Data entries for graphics
-*-
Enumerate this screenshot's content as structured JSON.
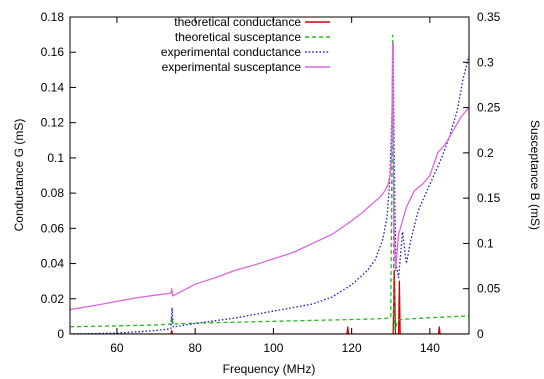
{
  "chart_data": {
    "type": "line",
    "title": "",
    "xlabel": "Frequency (MHz)",
    "ylabel": "Conductance G (mS)",
    "y2label": "Susceptance B (mS)",
    "xlim": [
      48,
      150
    ],
    "ylim": [
      0,
      0.18
    ],
    "y2lim": [
      0,
      0.35
    ],
    "x_ticks": [
      "60",
      "80",
      "100",
      "120",
      "140"
    ],
    "y_ticks": [
      "0",
      "0.02",
      "0.04",
      "0.06",
      "0.08",
      "0.1",
      "0.12",
      "0.14",
      "0.16",
      "0.18"
    ],
    "y2_ticks": [
      "0",
      "0.05",
      "0.1",
      "0.15",
      "0.2",
      "0.25",
      "0.3",
      "0.35"
    ],
    "grid": false,
    "legend_position": "top-left",
    "series": [
      {
        "name": "theoretical conductance",
        "axis": "left",
        "color": "#d40000",
        "style": "solid",
        "x": [
          48,
          73.8,
          74.0,
          74.2,
          118.8,
          119.0,
          119.2,
          130.6,
          130.9,
          131.2,
          132.0,
          132.2,
          132.4,
          142.2,
          142.4,
          142.6,
          150
        ],
        "y": [
          0,
          0,
          0.002,
          0,
          0,
          0.004,
          0,
          0,
          0.036,
          0,
          0,
          0.03,
          0,
          0,
          0.004,
          0,
          0
        ]
      },
      {
        "name": "theoretical susceptance",
        "axis": "right",
        "color": "#22bb22",
        "style": "dashed",
        "x": [
          48,
          60,
          70,
          73.8,
          74.0,
          74.3,
          80,
          90,
          100,
          110,
          120,
          128,
          130.0,
          130.5,
          130.8,
          131.1,
          131.6,
          132.2,
          140,
          150
        ],
        "y": [
          0.008,
          0.009,
          0.01,
          0.011,
          0.02,
          0.011,
          0.012,
          0.013,
          0.014,
          0.015,
          0.016,
          0.017,
          0.018,
          0.33,
          0.02,
          0.004,
          0.012,
          0.016,
          0.018,
          0.02
        ]
      },
      {
        "name": "experimental conductance",
        "axis": "left",
        "color": "#2222bb",
        "style": "dotted",
        "x": [
          48,
          60,
          70,
          73.8,
          74.1,
          74.4,
          80,
          90,
          100,
          110,
          115,
          120,
          124,
          126,
          128,
          129,
          129.7,
          130.3,
          130.6,
          130.9,
          131.3,
          132,
          133,
          134,
          135,
          137,
          139,
          141,
          143,
          145,
          147,
          148.5,
          150
        ],
        "y": [
          0.0,
          0.0005,
          0.002,
          0.003,
          0.015,
          0.004,
          0.006,
          0.009,
          0.013,
          0.017,
          0.021,
          0.028,
          0.036,
          0.042,
          0.054,
          0.066,
          0.085,
          0.125,
          0.165,
          0.095,
          0.04,
          0.032,
          0.058,
          0.04,
          0.052,
          0.07,
          0.08,
          0.09,
          0.1,
          0.112,
          0.127,
          0.145,
          0.158
        ]
      },
      {
        "name": "experimental susceptance",
        "axis": "right",
        "color": "#e066e0",
        "style": "solid",
        "x": [
          48,
          55,
          60,
          65,
          70,
          73.8,
          74.0,
          74.3,
          80,
          85,
          90,
          95,
          100,
          105,
          110,
          115,
          120,
          123,
          125,
          127,
          128.5,
          129.3,
          129.8,
          130.2,
          130.5,
          130.8,
          131.2,
          132,
          133,
          134,
          136,
          138,
          140,
          142,
          144,
          146,
          148,
          150
        ],
        "y": [
          0.027,
          0.032,
          0.036,
          0.04,
          0.043,
          0.045,
          0.05,
          0.042,
          0.055,
          0.062,
          0.07,
          0.076,
          0.083,
          0.09,
          0.1,
          0.11,
          0.125,
          0.135,
          0.143,
          0.15,
          0.158,
          0.165,
          0.175,
          0.195,
          0.32,
          0.12,
          0.07,
          0.11,
          0.125,
          0.14,
          0.158,
          0.165,
          0.175,
          0.2,
          0.21,
          0.225,
          0.24,
          0.25
        ]
      }
    ]
  }
}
-*-
— Directions —
Working from the listing above, pick out every line that has "theoretical" and copy it.

— Output below —
        "name": "theoretical conductance",
        "name": "theoretical susceptance",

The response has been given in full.